═══ Dataset ═══

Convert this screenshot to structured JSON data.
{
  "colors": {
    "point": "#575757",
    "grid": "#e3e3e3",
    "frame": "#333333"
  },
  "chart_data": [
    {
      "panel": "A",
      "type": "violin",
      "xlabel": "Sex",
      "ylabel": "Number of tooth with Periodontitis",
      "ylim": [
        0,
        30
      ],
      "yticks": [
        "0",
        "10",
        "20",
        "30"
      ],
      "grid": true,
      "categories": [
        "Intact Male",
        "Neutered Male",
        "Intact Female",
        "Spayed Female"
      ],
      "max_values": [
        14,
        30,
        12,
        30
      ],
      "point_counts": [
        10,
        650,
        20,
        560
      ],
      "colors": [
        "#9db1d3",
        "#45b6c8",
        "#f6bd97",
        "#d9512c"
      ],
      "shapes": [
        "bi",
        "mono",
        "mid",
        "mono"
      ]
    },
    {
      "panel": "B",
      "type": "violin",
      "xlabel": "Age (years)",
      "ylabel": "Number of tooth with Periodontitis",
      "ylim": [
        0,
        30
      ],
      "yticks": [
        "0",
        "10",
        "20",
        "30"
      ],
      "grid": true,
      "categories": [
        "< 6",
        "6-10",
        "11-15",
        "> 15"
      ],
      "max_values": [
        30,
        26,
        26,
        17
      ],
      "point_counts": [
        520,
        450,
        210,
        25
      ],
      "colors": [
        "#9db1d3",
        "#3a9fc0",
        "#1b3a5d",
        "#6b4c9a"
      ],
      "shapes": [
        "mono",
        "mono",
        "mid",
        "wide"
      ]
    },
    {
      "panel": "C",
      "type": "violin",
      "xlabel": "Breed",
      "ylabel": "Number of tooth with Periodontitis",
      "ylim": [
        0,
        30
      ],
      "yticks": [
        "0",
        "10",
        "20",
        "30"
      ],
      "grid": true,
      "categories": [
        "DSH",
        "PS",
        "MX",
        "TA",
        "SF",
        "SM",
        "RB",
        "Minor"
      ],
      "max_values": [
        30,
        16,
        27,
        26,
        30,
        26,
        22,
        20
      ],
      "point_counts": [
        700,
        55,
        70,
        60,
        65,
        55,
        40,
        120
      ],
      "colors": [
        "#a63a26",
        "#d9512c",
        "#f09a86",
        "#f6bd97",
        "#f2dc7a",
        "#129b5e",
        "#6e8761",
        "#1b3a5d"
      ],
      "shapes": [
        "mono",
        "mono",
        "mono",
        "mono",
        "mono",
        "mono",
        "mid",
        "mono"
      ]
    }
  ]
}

═══

What to produce =>
Write the listing out again, exactly as it reads.

Output below =>
Convert this screenshot to structured JSON data.
{
  "colors": {
    "point": "#575757",
    "grid": "#e3e3e3",
    "frame": "#333333"
  },
  "chart_data": [
    {
      "panel": "A",
      "type": "violin",
      "xlabel": "Sex",
      "ylabel": "Number of tooth with Periodontitis",
      "ylim": [
        0,
        30
      ],
      "yticks": [
        "0",
        "10",
        "20",
        "30"
      ],
      "grid": true,
      "categories": [
        "Intact Male",
        "Neutered Male",
        "Intact Female",
        "Spayed Female"
      ],
      "max_values": [
        14,
        30,
        12,
        30
      ],
      "point_counts": [
        10,
        650,
        20,
        560
      ],
      "colors": [
        "#9db1d3",
        "#45b6c8",
        "#f6bd97",
        "#d9512c"
      ],
      "shapes": [
        "bi",
        "mono",
        "mid",
        "mono"
      ]
    },
    {
      "panel": "B",
      "type": "violin",
      "xlabel": "Age (years)",
      "ylabel": "Number of tooth with Periodontitis",
      "ylim": [
        0,
        30
      ],
      "yticks": [
        "0",
        "10",
        "20",
        "30"
      ],
      "grid": true,
      "categories": [
        "< 6",
        "6-10",
        "11-15",
        "> 15"
      ],
      "max_values": [
        30,
        26,
        26,
        17
      ],
      "point_counts": [
        520,
        450,
        210,
        25
      ],
      "colors": [
        "#9db1d3",
        "#3a9fc0",
        "#1b3a5d",
        "#6b4c9a"
      ],
      "shapes": [
        "mono",
        "mono",
        "mid",
        "wide"
      ]
    },
    {
      "panel": "C",
      "type": "violin",
      "xlabel": "Breed",
      "ylabel": "Number of tooth with Periodontitis",
      "ylim": [
        0,
        30
      ],
      "yticks": [
        "0",
        "10",
        "20",
        "30"
      ],
      "grid": true,
      "categories": [
        "DSH",
        "PS",
        "MX",
        "TA",
        "SF",
        "SM",
        "RB",
        "Minor"
      ],
      "max_values": [
        30,
        16,
        27,
        26,
        30,
        26,
        22,
        20
      ],
      "point_counts": [
        700,
        55,
        70,
        60,
        65,
        55,
        40,
        120
      ],
      "colors": [
        "#a63a26",
        "#d9512c",
        "#f09a86",
        "#f6bd97",
        "#f2dc7a",
        "#129b5e",
        "#6e8761",
        "#1b3a5d"
      ],
      "shapes": [
        "mono",
        "mono",
        "mono",
        "mono",
        "mono",
        "mono",
        "mid",
        "mono"
      ]
    }
  ]
}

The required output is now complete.